▶ [EXERCISE OBJECTIVE]
Print the entire listing. Each line must match the original exactly.

▶ [Stored records]

++++

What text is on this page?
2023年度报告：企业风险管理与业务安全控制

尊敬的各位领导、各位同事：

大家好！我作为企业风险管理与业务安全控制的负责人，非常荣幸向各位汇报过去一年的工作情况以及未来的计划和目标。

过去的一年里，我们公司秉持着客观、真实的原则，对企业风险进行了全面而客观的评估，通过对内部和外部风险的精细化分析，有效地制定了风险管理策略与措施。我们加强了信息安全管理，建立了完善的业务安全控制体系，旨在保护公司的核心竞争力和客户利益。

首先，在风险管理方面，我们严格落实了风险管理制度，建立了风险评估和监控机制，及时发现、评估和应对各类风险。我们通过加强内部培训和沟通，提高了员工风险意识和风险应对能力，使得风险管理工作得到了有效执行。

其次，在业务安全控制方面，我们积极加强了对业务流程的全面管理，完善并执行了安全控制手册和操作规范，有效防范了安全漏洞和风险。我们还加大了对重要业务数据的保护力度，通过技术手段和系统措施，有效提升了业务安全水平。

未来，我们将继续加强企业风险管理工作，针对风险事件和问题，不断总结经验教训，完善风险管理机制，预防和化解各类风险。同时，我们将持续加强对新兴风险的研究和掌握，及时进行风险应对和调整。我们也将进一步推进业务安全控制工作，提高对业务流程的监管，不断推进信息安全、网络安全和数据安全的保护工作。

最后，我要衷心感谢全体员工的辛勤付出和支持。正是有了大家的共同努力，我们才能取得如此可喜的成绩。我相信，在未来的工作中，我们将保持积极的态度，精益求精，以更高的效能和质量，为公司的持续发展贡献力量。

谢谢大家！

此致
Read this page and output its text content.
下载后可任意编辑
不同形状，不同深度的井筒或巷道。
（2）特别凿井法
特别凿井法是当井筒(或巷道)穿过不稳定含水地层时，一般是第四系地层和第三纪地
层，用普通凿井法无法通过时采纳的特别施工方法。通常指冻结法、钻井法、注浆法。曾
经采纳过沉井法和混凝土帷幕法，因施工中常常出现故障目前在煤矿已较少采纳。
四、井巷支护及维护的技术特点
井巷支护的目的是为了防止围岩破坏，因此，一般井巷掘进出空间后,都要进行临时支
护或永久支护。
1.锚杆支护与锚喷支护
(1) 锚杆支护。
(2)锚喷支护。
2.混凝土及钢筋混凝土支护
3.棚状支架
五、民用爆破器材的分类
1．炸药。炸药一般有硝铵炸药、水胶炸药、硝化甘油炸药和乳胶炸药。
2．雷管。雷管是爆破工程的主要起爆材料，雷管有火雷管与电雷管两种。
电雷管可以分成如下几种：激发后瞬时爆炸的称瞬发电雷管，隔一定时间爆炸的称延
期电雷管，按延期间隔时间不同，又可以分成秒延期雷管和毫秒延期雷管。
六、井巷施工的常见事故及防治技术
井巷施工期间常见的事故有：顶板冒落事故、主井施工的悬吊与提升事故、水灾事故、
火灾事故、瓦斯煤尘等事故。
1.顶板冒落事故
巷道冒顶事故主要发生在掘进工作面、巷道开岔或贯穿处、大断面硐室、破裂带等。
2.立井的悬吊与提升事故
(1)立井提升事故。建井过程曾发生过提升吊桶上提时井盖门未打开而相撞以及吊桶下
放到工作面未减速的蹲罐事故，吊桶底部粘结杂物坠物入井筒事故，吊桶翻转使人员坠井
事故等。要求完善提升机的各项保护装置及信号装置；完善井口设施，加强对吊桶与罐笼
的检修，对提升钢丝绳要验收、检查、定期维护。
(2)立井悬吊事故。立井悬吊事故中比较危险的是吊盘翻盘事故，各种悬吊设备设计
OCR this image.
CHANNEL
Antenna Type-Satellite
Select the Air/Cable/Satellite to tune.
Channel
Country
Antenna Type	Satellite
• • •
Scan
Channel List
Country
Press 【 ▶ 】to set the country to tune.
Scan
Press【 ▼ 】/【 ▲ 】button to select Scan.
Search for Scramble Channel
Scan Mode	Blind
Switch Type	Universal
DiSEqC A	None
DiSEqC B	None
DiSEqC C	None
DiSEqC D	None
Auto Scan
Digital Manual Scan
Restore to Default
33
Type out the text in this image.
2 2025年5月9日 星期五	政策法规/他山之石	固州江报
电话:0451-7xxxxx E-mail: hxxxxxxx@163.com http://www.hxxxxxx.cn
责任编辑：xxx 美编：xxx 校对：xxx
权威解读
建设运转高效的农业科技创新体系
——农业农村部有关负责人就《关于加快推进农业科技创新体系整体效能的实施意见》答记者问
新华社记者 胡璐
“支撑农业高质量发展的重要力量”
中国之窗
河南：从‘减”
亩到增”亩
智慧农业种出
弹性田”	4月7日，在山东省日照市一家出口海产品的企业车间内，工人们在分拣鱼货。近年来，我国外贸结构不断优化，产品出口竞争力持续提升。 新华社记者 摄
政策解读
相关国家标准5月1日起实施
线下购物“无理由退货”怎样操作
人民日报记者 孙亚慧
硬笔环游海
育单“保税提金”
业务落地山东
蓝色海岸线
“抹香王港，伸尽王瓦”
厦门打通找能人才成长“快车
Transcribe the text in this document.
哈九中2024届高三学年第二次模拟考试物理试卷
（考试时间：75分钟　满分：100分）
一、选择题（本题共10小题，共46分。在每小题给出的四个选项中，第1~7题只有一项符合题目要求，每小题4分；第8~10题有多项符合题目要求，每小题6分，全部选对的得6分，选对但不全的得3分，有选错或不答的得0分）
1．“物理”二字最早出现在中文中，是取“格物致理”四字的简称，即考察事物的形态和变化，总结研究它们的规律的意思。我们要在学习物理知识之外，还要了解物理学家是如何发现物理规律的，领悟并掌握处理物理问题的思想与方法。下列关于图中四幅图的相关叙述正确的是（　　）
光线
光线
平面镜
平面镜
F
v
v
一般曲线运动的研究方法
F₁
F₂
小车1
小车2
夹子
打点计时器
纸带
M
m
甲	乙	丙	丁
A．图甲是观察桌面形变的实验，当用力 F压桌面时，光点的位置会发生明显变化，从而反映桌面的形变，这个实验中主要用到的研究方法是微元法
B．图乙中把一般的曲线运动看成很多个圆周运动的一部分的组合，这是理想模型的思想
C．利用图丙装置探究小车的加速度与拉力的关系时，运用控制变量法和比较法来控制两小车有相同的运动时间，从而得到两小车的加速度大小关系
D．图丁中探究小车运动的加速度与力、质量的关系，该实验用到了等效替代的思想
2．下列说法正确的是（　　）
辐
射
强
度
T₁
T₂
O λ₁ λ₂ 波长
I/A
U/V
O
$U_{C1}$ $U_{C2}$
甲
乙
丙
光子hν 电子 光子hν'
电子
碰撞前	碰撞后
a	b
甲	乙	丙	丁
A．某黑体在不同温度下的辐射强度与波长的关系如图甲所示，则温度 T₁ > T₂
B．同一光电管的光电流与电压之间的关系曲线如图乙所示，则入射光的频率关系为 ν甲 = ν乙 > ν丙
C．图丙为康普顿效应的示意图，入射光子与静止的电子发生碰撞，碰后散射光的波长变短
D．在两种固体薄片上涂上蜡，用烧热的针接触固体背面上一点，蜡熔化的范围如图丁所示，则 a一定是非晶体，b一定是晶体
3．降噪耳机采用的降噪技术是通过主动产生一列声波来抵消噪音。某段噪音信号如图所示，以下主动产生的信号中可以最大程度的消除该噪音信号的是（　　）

++++

▶ [WRITTEN RESPONSE]
What text is on this page?
2023年度报告：企业风险管理与业务安全控制

尊敬的各位领导、各位同事：

大家好！我作为企业风险管理与业务安全控制的负责人，非常荣幸向各位汇报过去一年的工作情况以及未来的计划和目标。

过去的一年里，我们公司秉持着客观、真实的原则，对企业风险进行了全面而客观的评估，通过对内部和外部风险的精细化分析，有效地制定了风险管理策略与措施。我们加强了信息安全管理，建立了完善的业务安全控制体系，旨在保护公司的核心竞争力和客户利益。

首先，在风险管理方面，我们严格落实了风险管理制度，建立了风险评估和监控机制，及时发现、评估和应对各类风险。我们通过加强内部培训和沟通，提高了员工风险意识和风险应对能力，使得风险管理工作得到了有效执行。

其次，在业务安全控制方面，我们积极加强了对业务流程的全面管理，完善并执行了安全控制手册和操作规范，有效防范了安全漏洞和风险。我们还加大了对重要业务数据的保护力度，通过技术手段和系统措施，有效提升了业务安全水平。

未来，我们将继续加强企业风险管理工作，针对风险事件和问题，不断总结经验教训，完善风险管理机制，预防和化解各类风险。同时，我们将持续加强对新兴风险的研究和掌握，及时进行风险应对和调整。我们也将进一步推进业务安全控制工作，提高对业务流程的监管，不断推进信息安全、网络安全和数据安全的保护工作。

最后，我要衷心感谢全体员工的辛勤付出和支持。正是有了大家的共同努力，我们才能取得如此可喜的成绩。我相信，在未来的工作中，我们将保持积极的态度，精益求精，以更高的效能和质量，为公司的持续发展贡献力量。

谢谢大家！

此致
Read this page and output its text content.
下载后可任意编辑
不同形状，不同深度的井筒或巷道。
（2）特别凿井法
特别凿井法是当井筒(或巷道)穿过不稳定含水地层时，一般是第四系地层和第三纪地
层，用普通凿井法无法通过时采纳的特别施工方法。通常指冻结法、钻井法、注浆法。曾
经采纳过沉井法和混凝土帷幕法，因施工中常常出现故障目前在煤矿已较少采纳。
四、井巷支护及维护的技术特点
井巷支护的目的是为了防止围岩破坏，因此，一般井巷掘进出空间后,都要进行临时支
护或永久支护。
1.锚杆支护与锚喷支护
(1) 锚杆支护。
(2)锚喷支护。
2.混凝土及钢筋混凝土支护
3.棚状支架
五、民用爆破器材的分类
1．炸药。炸药一般有硝铵炸药、水胶炸药、硝化甘油炸药和乳胶炸药。
2．雷管。雷管是爆破工程的主要起爆材料，雷管有火雷管与电雷管两种。
电雷管可以分成如下几种：激发后瞬时爆炸的称瞬发电雷管，隔一定时间爆炸的称延
期电雷管，按延期间隔时间不同，又可以分成秒延期雷管和毫秒延期雷管。
六、井巷施工的常见事故及防治技术
井巷施工期间常见的事故有：顶板冒落事故、主井施工的悬吊与提升事故、水灾事故、
火灾事故、瓦斯煤尘等事故。
1.顶板冒落事故
巷道冒顶事故主要发生在掘进工作面、巷道开岔或贯穿处、大断面硐室、破裂带等。
2.立井的悬吊与提升事故
(1)立井提升事故。建井过程曾发生过提升吊桶上提时井盖门未打开而相撞以及吊桶下
放到工作面未减速的蹲罐事故，吊桶底部粘结杂物坠物入井筒事故，吊桶翻转使人员坠井
事故等。要求完善提升机的各项保护装置及信号装置；完善井口设施，加强对吊桶与罐笼
的检修，对提升钢丝绳要验收、检查、定期维护。
(2)立井悬吊事故。立井悬吊事故中比较危险的是吊盘翻盘事故，各种悬吊设备设计
OCR this image.
CHANNEL
Antenna Type-Satellite
Select the Air/Cable/Satellite to tune.
Channel
Country
Antenna Type	Satellite
• • •
Scan
Channel List
Country
Press 【 ▶ 】to set the country to tune.
Scan
Press【 ▼ 】/【 ▲ 】button to select Scan.
Search for Scramble Channel
Scan Mode	Blind
Switch Type	Universal
DiSEqC A	None
DiSEqC B	None
DiSEqC C	None
DiSEqC D	None
Auto Scan
Digital Manual Scan
Restore to Default
33
Type out the text in this image.
2 2025年5月9日 星期五	政策法规/他山之石	固州江报
电话:0451-7xxxxx E-mail: hxxxxxxx@163.com http://www.hxxxxxx.cn
责任编辑：xxx 美编：xxx 校对：xxx
权威解读
建设运转高效的农业科技创新体系
——农业农村部有关负责人就《关于加快推进农业科技创新体系整体效能的实施意见》答记者问
新华社记者 胡璐
“支撑农业高质量发展的重要力量”
中国之窗
河南：从‘减”
亩到增”亩
智慧农业种出
弹性田”	4月7日，在山东省日照市一家出口海产品的企业车间内，工人们在分拣鱼货。近年来，我国外贸结构不断优化，产品出口竞争力持续提升。 新华社记者 摄
政策解读
相关国家标准5月1日起实施
线下购物“无理由退货”怎样操作
人民日报记者 孙亚慧
硬笔环游海
育单“保税提金”
业务落地山东
蓝色海岸线
“抹香王港，伸尽王瓦”
厦门打通找能人才成长“快车
Transcribe the text in this document.
哈九中2024届高三学年第二次模拟考试物理试卷
（考试时间：75分钟　满分：100分）
一、选择题（本题共10小题，共46分。在每小题给出的四个选项中，第1~7题只有一项符合题目要求，每小题4分；第8~10题有多项符合题目要求，每小题6分，全部选对的得6分，选对但不全的得3分，有选错或不答的得0分）
1．“物理”二字最早出现在中文中，是取“格物致理”四字的简称，即考察事物的形态和变化，总结研究它们的规律的意思。我们要在学习物理知识之外，还要了解物理学家是如何发现物理规律的，领悟并掌握处理物理问题的思想与方法。下列关于图中四幅图的相关叙述正确的是（　　）
光线
光线
平面镜
平面镜
F
v
v
一般曲线运动的研究方法
F₁
F₂
小车1
小车2
夹子
打点计时器
纸带
M
m
甲	乙	丙	丁
A．图甲是观察桌面形变的实验，当用力 F压桌面时，光点的位置会发生明显变化，从而反映桌面的形变，这个实验中主要用到的研究方法是微元法
B．图乙中把一般的曲线运动看成很多个圆周运动的一部分的组合，这是理想模型的思想
C．利用图丙装置探究小车的加速度与拉力的关系时，运用控制变量法和比较法来控制两小车有相同的运动时间，从而得到两小车的加速度大小关系
D．图丁中探究小车运动的加速度与力、质量的关系，该实验用到了等效替代的思想
2．下列说法正确的是（　　）
辐
射
强
度
T₁
T₂
O λ₁ λ₂ 波长
I/A
U/V
O
$U_{C1}$ $U_{C2}$
甲
乙
丙
光子hν 电子 光子hν'
电子
碰撞前	碰撞后
a	b
甲	乙	丙	丁
A．某黑体在不同温度下的辐射强度与波长的关系如图甲所示，则温度 T₁ > T₂
B．同一光电管的光电流与电压之间的关系曲线如图乙所示，则入射光的频率关系为 ν甲 = ν乙 > ν丙
C．图丙为康普顿效应的示意图，入射光子与静止的电子发生碰撞，碰后散射光的波长变短
D．在两种固体薄片上涂上蜡，用烧热的针接触固体背面上一点，蜡熔化的范围如图丁所示，则 a一定是非晶体，b一定是晶体
3．降噪耳机采用的降噪技术是通过主动产生一列声波来抵消噪音。某段噪音信号如图所示，以下主动产生的信号中可以最大程度的消除该噪音信号的是（　　）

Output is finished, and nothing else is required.